# REQUIREMENT 1:
From the records, quote the lines from the line with "Give me the" to the line with "therapeutic-text: radiatiile x", both included, exactly as they appear.

# GIVEN PASSAGE:
'''
Scientists Prove Decades-Old Theory That May Change Particle Physics

We're finally cracking the code of elusive "neutrinos."

by Monica Hunter-Hart
Oak Ridge National Laboratory, US DOE, Genevieve Martin

Neutrinos are among the most mysterious particles in existence. They’re extremely hard to detect because they tend to shun other particles, but we do know that they’re blasted out by supernovae, that one hundred trillion shoot through our bodies every second at almost the speed of light, and that they might be similar to dark matter.

Now we know a bit more: Scientists at the Department of Energy’s Oak Ridge National Laboratory have just proven a decades-old theory about neutrinos that has huge implications for astrophysics and even the “Standard Model” of particle physics.

Until now, we could only find neutrinos by spotting their interactions with protons. Such a collision causes the proton to decay into a neutron and an electron and that electron to create a small flash of measurable light.

Now we have a new detection method — though in a way it’s not new at all, because physicist Daniel Freedman theorized about it in a 1974 paper. He suspected that neutrinos interact with atomic nuclei as well as protons. Forty years later, Freedman has finally been proven right.

The Oak Ridge lab used a machine called the Spallation Neutron Source (SNS) to shoot neutrons down a beam line, a process that creates neutrinos as byproducts. They placed the SNS in front of a 20-foot-thick concrete wall that would block most particles but allow neutrinos to pass through.

SNS’s Beamline 13.

Oak Ridge National Laboratory, US DOE, Genevieve Martin

“Because SNS produces pulsed neutron beams, the neutrinos are also pulsed, enabling easy separation of signal from background,” reads the press release. The physicists used these pulses to detect the neutrinos hitting atomic nuclei, just like Freedman postulated they would.

This tactic for finding neutrinos is much better than the old: The odds of neutrinos interacting with nuclei are 100 times greater than the odds of them interacting with protons, simply because nuclei are much bigger than protons.

What’s the significance of all this? It means that physicists can create neutrino detectors that are a much smaller, handheld size. This — along with the fact that we now know that neutrinos can, indeed, interact with nuclei — has even bigger implications. In fact, we’ve just taken a major step toward better understanding supernovae and finally identifying dark matter.

Dark matter is even more difficult to detect than neutrinos (so much so that we’re still not even sure what it is). Some scientists think that dark matter particles are actually quite similar to neutrinos: that they also interact with nuclei and could be found by observing the reactions of those nuclei. If that’s true, physicists will need to find a way to filter out the signals of neutrinos colliding with nuclei in order to hone in on dark matter collisions. “Yesterday’s signal becomes today’s background noise,” physicist Hirohisa Tanaka told WIRED. Now that scientists know more about neutrinos, they have more of an idea of what they’ll need to filter out.
'''
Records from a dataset
'''
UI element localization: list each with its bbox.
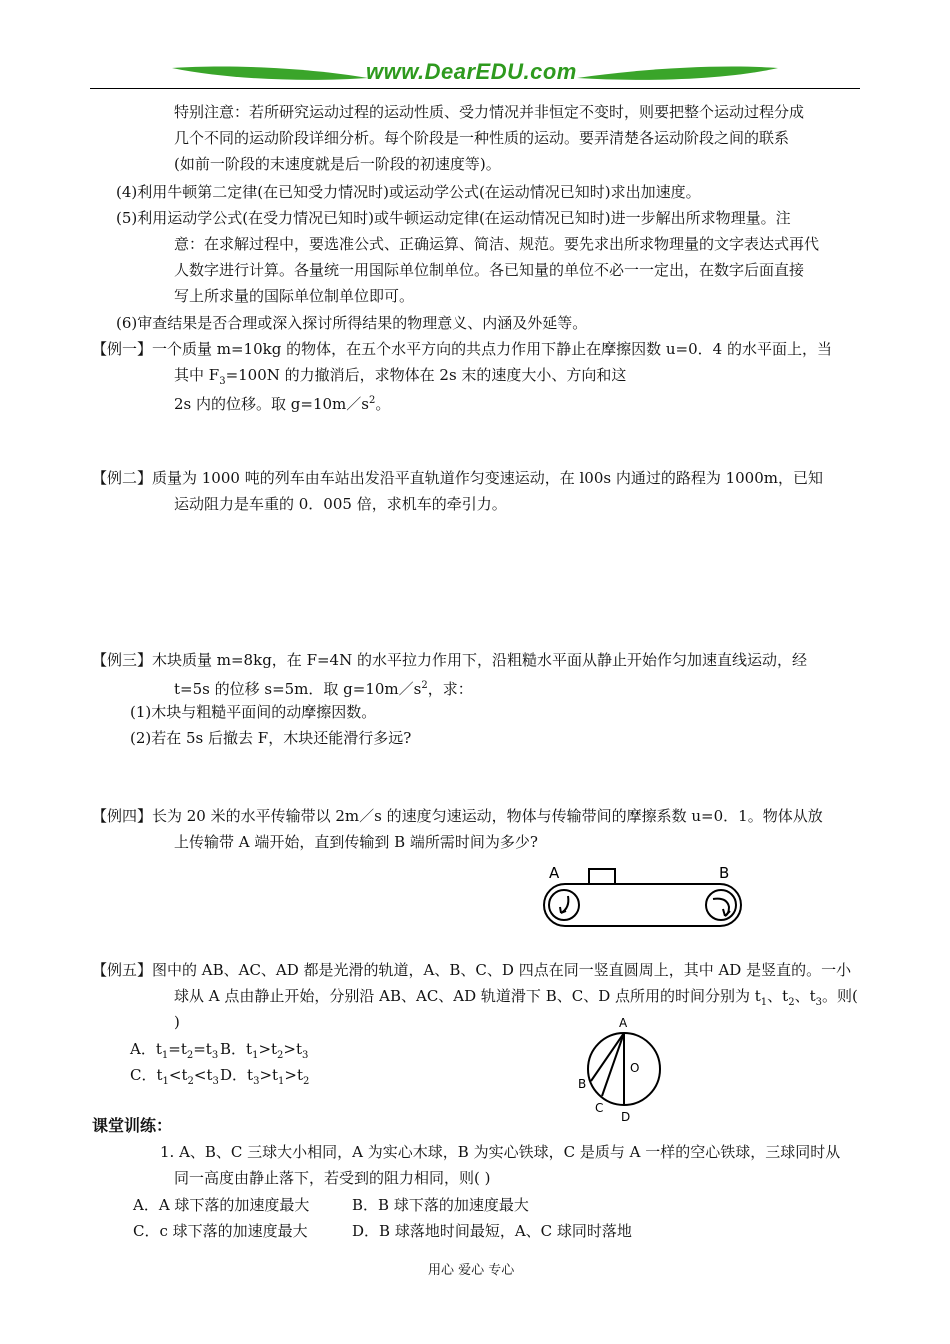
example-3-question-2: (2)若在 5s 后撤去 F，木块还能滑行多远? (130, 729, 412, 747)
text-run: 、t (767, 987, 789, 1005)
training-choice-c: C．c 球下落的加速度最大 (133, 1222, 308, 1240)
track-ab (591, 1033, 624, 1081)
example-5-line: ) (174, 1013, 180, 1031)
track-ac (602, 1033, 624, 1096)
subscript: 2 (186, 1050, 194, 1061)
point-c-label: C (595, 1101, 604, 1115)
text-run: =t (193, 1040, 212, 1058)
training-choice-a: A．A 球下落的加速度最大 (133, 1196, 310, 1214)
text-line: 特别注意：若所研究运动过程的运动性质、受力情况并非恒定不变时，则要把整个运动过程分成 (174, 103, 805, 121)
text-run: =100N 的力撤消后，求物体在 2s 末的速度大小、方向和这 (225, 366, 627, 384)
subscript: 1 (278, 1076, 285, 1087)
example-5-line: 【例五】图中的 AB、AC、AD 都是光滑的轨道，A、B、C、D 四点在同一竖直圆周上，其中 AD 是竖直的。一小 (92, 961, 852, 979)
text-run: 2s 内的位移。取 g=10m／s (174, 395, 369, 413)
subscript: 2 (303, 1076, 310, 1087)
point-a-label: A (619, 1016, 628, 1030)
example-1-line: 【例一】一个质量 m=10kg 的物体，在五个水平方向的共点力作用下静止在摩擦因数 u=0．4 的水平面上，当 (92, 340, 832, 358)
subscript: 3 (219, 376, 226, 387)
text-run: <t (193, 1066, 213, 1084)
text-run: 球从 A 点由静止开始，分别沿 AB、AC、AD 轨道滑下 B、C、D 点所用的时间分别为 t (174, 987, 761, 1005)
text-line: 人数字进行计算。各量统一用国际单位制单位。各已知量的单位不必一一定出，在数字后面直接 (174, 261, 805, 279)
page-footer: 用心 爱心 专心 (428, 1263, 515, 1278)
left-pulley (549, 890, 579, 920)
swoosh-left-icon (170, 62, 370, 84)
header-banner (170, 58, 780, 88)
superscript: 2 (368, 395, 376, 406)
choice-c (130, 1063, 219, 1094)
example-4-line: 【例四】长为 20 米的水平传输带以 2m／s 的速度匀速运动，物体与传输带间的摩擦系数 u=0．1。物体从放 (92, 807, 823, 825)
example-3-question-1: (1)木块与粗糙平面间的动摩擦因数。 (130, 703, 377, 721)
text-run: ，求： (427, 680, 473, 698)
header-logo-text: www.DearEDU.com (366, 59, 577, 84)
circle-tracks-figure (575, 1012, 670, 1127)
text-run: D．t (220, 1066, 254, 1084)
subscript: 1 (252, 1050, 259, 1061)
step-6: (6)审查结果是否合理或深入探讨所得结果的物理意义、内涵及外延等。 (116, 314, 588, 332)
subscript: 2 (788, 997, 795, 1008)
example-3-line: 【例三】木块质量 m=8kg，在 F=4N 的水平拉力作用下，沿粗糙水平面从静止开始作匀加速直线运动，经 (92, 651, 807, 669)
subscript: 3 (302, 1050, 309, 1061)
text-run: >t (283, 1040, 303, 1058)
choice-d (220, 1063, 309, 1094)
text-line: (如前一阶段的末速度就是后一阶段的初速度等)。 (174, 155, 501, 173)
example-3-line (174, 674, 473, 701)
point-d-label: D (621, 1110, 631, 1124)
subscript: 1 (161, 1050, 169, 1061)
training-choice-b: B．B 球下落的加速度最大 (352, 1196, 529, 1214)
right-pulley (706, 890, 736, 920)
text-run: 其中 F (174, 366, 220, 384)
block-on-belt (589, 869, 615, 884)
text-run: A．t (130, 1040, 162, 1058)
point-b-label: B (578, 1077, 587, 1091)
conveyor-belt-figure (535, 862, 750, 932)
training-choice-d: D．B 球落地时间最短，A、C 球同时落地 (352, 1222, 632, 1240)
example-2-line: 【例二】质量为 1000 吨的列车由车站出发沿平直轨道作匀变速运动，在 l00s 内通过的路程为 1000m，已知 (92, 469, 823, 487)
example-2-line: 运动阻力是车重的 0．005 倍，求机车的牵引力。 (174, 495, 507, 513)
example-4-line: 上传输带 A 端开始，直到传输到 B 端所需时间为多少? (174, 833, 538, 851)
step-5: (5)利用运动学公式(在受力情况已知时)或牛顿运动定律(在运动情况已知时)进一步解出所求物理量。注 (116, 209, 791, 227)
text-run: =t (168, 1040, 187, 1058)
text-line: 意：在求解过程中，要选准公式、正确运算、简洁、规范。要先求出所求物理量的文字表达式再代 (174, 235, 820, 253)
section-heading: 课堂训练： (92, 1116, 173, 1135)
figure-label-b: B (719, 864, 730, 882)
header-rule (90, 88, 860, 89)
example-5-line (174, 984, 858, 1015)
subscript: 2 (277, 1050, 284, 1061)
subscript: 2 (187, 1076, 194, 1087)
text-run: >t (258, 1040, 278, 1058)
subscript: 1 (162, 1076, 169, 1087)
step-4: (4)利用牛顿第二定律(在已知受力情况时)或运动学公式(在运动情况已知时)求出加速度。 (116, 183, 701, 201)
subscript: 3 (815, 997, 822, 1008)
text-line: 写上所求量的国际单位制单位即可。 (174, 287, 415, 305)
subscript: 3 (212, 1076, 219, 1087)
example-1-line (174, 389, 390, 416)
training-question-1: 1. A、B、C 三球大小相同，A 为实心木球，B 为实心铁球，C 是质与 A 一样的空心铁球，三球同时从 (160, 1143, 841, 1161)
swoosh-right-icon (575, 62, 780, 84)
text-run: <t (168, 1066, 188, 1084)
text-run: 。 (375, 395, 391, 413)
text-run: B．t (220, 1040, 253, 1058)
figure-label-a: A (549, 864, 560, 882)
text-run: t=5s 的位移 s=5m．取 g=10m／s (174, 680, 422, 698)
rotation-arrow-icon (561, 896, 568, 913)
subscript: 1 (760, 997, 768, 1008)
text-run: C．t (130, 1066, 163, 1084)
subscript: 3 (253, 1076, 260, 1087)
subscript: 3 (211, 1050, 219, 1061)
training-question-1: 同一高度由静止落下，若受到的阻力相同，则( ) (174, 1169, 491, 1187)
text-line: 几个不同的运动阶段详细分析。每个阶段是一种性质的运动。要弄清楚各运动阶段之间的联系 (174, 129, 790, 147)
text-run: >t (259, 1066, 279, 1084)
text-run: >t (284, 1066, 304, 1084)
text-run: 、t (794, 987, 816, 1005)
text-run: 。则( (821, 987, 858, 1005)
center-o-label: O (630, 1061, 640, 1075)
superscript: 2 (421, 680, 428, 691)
'''
'''
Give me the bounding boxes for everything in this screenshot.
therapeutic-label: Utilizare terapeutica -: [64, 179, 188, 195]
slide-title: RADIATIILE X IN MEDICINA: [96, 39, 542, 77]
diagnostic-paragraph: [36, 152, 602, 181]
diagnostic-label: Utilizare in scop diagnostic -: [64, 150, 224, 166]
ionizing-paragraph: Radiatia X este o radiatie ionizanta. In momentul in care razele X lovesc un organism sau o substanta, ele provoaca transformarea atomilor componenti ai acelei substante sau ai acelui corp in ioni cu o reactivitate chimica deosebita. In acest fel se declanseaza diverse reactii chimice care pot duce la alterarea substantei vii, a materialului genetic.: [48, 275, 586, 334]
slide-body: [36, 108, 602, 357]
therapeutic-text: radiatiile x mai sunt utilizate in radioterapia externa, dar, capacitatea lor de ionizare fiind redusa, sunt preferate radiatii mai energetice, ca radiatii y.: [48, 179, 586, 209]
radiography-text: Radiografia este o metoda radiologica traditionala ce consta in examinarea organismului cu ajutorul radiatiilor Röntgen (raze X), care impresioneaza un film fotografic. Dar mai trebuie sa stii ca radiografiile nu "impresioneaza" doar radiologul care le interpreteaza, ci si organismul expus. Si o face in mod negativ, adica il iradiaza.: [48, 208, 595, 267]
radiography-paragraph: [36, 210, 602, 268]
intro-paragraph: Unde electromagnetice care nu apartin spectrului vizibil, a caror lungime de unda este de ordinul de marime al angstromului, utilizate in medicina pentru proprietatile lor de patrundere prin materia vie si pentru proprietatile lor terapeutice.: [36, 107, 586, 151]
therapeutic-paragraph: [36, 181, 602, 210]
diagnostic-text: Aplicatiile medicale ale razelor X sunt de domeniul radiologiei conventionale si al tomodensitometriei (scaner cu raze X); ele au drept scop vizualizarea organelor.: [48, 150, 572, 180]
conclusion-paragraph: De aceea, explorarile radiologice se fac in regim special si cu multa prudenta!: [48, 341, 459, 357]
'''
# REQUIREMENT 2:
Name every person mentioned in the neutrino article.

# FINISHED ANSWER 1:
Give me the bounding boxes for everything in this screenshot.
therapeutic-label: Utilizare terapeutica -: [64, 179, 188, 195]
slide-title: RADIATIILE X IN MEDICINA: [96, 39, 542, 77]
diagnostic-paragraph: [36, 152, 602, 181]
diagnostic-label: Utilizare in scop diagnostic -: [64, 150, 224, 166]
ionizing-paragraph: Radiatia X este o radiatie ionizanta. In momentul in care razele X lovesc un organism sau o substanta, ele provoaca transformarea atomilor componenti ai acelei substante sau ai acelui corp in ioni cu o reactivitate chimica deosebita. In acest fel se declanseaza diverse reactii chimice care pot duce la alterarea substantei vii, a materialului genetic.: [48, 275, 586, 334]
slide-body: [36, 108, 602, 357]
therapeutic-text: radiatiile x mai sunt utilizate in radioterapia externa, dar, capacitatea lor de ionizare fiind redusa, sunt preferate radiatii mai energetice, ca radiatii y.: [48, 179, 586, 209]

# FINISHED ANSWER 2:
Monica Hunter-Hart, Genevieve Martin, Daniel Freedman, Hirohisa Tanaka